◆ **Aim of the exercise**: Print the full listing exactly.

◆ **Material for this task**:
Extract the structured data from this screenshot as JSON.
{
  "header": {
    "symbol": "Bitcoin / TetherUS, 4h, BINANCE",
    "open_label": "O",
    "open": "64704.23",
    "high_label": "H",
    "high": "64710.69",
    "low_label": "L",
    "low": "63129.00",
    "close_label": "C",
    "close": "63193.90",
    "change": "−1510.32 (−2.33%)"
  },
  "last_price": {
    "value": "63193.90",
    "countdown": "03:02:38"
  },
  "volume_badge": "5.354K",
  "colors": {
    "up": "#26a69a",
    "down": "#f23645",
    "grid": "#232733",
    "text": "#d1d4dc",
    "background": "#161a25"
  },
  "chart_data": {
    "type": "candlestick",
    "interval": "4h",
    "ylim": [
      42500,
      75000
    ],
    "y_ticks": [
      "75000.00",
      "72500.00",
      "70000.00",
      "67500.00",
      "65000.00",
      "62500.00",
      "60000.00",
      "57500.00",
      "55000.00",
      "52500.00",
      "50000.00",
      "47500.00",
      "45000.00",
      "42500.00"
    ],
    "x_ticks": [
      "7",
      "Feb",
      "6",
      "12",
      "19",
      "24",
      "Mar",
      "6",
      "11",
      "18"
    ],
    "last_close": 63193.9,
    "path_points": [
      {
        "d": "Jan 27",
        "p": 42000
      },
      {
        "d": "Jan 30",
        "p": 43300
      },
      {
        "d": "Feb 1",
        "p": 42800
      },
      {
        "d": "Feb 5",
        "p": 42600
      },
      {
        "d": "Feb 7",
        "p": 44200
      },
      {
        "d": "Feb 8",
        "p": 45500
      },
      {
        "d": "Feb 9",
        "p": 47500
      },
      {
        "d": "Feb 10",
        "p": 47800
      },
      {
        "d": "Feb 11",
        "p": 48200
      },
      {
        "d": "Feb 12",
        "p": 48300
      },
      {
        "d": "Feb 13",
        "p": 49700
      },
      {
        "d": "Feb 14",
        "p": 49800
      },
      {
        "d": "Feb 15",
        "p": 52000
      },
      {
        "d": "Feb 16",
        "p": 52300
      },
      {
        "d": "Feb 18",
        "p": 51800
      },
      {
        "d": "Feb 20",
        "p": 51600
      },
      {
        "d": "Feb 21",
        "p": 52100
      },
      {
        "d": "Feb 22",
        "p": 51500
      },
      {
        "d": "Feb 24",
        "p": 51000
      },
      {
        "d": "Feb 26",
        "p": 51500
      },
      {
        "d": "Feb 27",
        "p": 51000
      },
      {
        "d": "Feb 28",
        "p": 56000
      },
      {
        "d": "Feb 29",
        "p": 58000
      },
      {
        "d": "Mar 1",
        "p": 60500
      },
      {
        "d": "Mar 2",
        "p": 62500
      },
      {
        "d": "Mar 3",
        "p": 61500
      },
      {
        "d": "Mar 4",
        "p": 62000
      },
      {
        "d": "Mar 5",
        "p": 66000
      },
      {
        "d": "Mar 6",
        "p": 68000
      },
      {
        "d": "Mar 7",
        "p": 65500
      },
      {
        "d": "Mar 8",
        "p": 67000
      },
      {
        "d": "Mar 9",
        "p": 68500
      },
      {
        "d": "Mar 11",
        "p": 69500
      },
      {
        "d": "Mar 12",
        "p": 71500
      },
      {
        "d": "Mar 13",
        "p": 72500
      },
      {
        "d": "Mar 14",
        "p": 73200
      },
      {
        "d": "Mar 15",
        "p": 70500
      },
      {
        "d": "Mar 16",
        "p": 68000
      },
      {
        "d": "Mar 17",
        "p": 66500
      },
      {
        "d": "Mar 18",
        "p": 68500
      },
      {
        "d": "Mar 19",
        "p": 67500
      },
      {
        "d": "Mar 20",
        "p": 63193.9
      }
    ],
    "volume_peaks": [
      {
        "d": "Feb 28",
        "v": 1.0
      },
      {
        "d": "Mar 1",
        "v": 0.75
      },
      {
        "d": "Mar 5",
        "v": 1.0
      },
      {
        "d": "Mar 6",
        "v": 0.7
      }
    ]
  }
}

◆ **Result of this exercise**:
Extract the structured data from this screenshot as JSON.
{
  "header": {
    "symbol": "Bitcoin / TetherUS, 4h, BINANCE",
    "open_label": "O",
    "open": "64704.23",
    "high_label": "H",
    "high": "64710.69",
    "low_label": "L",
    "low": "63129.00",
    "close_label": "C",
    "close": "63193.90",
    "change": "−1510.32 (−2.33%)"
  },
  "last_price": {
    "value": "63193.90",
    "countdown": "03:02:38"
  },
  "volume_badge": "5.354K",
  "colors": {
    "up": "#26a69a",
    "down": "#f23645",
    "grid": "#232733",
    "text": "#d1d4dc",
    "background": "#161a25"
  },
  "chart_data": {
    "type": "candlestick",
    "interval": "4h",
    "ylim": [
      42500,
      75000
    ],
    "y_ticks": [
      "75000.00",
      "72500.00",
      "70000.00",
      "67500.00",
      "65000.00",
      "62500.00",
      "60000.00",
      "57500.00",
      "55000.00",
      "52500.00",
      "50000.00",
      "47500.00",
      "45000.00",
      "42500.00"
    ],
    "x_ticks": [
      "7",
      "Feb",
      "6",
      "12",
      "19",
      "24",
      "Mar",
      "6",
      "11",
      "18"
    ],
    "last_close": 63193.9,
    "path_points": [
      {
        "d": "Jan 27",
        "p": 42000
      },
      {
        "d": "Jan 30",
        "p": 43300
      },
      {
        "d": "Feb 1",
        "p": 42800
      },
      {
        "d": "Feb 5",
        "p": 42600
      },
      {
        "d": "Feb 7",
        "p": 44200
      },
      {
        "d": "Feb 8",
        "p": 45500
      },
      {
        "d": "Feb 9",
        "p": 47500
      },
      {
        "d": "Feb 10",
        "p": 47800
      },
      {
        "d": "Feb 11",
        "p": 48200
      },
      {
        "d": "Feb 12",
        "p": 48300
      },
      {
        "d": "Feb 13",
        "p": 49700
      },
      {
        "d": "Feb 14",
        "p": 49800
      },
      {
        "d": "Feb 15",
        "p": 52000
      },
      {
        "d": "Feb 16",
        "p": 52300
      },
      {
        "d": "Feb 18",
        "p": 51800
      },
      {
        "d": "Feb 20",
        "p": 51600
      },
      {
        "d": "Feb 21",
        "p": 52100
      },
      {
        "d": "Feb 22",
        "p": 51500
      },
      {
        "d": "Feb 24",
        "p": 51000
      },
      {
        "d": "Feb 26",
        "p": 51500
      },
      {
        "d": "Feb 27",
        "p": 51000
      },
      {
        "d": "Feb 28",
        "p": 56000
      },
      {
        "d": "Feb 29",
        "p": 58000
      },
      {
        "d": "Mar 1",
        "p": 60500
      },
      {
        "d": "Mar 2",
        "p": 62500
      },
      {
        "d": "Mar 3",
        "p": 61500
      },
      {
        "d": "Mar 4",
        "p": 62000
      },
      {
        "d": "Mar 5",
        "p": 66000
      },
      {
        "d": "Mar 6",
        "p": 68000
      },
      {
        "d": "Mar 7",
        "p": 65500
      },
      {
        "d": "Mar 8",
        "p": 67000
      },
      {
        "d": "Mar 9",
        "p": 68500
      },
      {
        "d": "Mar 11",
        "p": 69500
      },
      {
        "d": "Mar 12",
        "p": 71500
      },
      {
        "d": "Mar 13",
        "p": 72500
      },
      {
        "d": "Mar 14",
        "p": 73200
      },
      {
        "d": "Mar 15",
        "p": 70500
      },
      {
        "d": "Mar 16",
        "p": 68000
      },
      {
        "d": "Mar 17",
        "p": 66500
      },
      {
        "d": "Mar 18",
        "p": 68500
      },
      {
        "d": "Mar 19",
        "p": 67500
      },
      {
        "d": "Mar 20",
        "p": 63193.9
      }
    ],
    "volume_peaks": [
      {
        "d": "Feb 28",
        "v": 1.0
      },
      {
        "d": "Mar 1",
        "v": 0.75
      },
      {
        "d": "Mar 5",
        "v": 1.0
      },
      {
        "d": "Mar 6",
        "v": 0.7
      }
    ]
  }
}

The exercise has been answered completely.